Begin Task data
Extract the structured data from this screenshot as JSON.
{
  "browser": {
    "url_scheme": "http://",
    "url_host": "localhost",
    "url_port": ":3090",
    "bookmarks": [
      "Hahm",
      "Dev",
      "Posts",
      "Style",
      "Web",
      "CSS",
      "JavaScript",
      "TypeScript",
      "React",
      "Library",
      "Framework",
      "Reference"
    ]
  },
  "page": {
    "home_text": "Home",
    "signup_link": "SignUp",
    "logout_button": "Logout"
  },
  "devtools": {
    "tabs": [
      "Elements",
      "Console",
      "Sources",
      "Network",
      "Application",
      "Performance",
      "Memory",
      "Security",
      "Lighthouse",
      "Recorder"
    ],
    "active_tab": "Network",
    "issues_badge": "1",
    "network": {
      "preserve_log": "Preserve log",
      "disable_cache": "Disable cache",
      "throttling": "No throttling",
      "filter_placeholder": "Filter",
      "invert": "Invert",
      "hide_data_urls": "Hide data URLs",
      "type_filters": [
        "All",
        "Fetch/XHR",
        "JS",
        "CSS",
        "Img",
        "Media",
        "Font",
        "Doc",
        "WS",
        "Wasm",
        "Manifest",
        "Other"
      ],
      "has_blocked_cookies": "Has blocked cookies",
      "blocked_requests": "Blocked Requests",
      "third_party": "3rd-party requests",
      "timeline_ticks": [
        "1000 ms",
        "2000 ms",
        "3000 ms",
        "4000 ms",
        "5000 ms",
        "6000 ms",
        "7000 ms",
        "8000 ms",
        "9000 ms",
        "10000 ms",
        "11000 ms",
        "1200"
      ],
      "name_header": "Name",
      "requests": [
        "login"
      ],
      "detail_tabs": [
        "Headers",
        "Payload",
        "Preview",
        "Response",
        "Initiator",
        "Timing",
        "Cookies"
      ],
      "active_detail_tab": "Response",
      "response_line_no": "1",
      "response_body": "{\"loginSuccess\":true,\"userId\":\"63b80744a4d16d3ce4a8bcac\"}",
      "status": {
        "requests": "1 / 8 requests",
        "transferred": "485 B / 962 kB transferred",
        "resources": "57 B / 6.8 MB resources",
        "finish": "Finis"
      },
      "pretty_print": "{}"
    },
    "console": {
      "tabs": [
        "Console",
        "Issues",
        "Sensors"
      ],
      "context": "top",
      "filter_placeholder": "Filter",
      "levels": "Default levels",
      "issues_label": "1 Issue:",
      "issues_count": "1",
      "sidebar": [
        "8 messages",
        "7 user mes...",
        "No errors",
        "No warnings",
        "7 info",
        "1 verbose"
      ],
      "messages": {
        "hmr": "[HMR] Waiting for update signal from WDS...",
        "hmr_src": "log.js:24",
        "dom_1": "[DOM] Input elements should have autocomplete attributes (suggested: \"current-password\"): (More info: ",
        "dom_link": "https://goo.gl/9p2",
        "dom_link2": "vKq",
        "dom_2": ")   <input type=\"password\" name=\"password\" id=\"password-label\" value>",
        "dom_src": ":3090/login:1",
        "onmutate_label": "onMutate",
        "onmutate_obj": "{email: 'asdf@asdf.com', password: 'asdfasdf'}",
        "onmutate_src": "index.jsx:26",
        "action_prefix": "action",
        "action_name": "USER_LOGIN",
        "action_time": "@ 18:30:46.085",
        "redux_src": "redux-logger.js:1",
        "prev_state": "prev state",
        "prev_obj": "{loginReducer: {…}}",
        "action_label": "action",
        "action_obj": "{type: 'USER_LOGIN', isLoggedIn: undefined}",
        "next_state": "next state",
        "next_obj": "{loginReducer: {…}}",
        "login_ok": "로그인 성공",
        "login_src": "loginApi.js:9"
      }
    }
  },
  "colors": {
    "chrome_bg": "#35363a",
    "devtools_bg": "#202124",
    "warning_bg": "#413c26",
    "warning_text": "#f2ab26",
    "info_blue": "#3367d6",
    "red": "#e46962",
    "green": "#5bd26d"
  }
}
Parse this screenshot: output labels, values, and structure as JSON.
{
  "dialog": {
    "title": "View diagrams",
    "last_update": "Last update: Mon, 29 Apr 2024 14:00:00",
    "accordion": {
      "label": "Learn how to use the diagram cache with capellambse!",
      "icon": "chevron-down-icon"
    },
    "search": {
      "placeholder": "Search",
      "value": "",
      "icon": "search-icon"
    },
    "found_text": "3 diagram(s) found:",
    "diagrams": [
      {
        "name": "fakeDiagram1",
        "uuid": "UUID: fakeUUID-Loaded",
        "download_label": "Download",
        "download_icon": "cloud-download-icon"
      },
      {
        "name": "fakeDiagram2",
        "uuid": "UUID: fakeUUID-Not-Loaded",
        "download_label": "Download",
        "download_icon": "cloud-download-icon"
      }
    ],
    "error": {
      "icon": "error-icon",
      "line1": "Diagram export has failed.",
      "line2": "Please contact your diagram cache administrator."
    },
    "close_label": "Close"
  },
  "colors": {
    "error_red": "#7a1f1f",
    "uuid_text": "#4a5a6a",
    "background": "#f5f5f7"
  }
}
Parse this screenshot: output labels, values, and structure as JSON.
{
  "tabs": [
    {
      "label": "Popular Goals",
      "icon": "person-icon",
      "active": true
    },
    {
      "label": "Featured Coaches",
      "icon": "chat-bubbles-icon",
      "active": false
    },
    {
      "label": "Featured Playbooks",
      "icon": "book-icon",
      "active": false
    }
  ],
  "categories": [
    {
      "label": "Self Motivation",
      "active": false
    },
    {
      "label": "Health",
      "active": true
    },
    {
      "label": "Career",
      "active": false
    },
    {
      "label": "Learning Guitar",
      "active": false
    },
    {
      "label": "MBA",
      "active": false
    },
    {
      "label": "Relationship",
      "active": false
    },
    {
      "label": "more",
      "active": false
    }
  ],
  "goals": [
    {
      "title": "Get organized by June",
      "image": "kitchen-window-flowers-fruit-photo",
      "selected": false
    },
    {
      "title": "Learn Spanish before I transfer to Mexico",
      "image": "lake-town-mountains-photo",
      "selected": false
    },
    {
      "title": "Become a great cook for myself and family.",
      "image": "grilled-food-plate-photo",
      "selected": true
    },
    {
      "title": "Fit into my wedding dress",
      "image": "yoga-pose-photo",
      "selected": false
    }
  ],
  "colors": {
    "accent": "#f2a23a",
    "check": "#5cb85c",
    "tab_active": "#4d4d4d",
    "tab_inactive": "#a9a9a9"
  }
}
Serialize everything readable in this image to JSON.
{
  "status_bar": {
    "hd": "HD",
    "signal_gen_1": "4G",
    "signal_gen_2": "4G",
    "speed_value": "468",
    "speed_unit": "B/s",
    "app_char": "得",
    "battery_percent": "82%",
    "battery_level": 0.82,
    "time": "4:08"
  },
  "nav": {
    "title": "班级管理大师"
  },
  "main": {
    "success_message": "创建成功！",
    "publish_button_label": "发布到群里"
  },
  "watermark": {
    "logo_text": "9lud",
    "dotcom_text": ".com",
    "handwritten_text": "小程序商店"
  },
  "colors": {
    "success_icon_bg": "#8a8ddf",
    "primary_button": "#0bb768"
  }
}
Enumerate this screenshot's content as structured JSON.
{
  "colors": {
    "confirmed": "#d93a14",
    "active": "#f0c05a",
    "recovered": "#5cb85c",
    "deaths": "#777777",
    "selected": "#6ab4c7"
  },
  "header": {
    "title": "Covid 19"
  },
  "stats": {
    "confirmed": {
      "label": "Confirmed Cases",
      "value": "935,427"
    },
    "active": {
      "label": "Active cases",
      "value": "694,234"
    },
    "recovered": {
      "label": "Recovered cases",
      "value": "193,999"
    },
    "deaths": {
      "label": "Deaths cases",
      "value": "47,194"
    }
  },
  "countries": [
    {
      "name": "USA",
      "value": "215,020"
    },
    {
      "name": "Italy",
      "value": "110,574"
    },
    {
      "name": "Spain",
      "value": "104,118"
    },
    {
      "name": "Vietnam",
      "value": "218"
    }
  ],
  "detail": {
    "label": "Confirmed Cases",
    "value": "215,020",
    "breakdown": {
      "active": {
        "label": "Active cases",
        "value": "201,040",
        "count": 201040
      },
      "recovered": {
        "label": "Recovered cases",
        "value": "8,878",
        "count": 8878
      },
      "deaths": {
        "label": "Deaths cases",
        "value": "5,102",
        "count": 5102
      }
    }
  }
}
End Task data
* Work required
Consider the entries above and return each line with the string "Featured".

* Answer below
      "label": "Featured Coaches",
      "label": "Featured Playbooks",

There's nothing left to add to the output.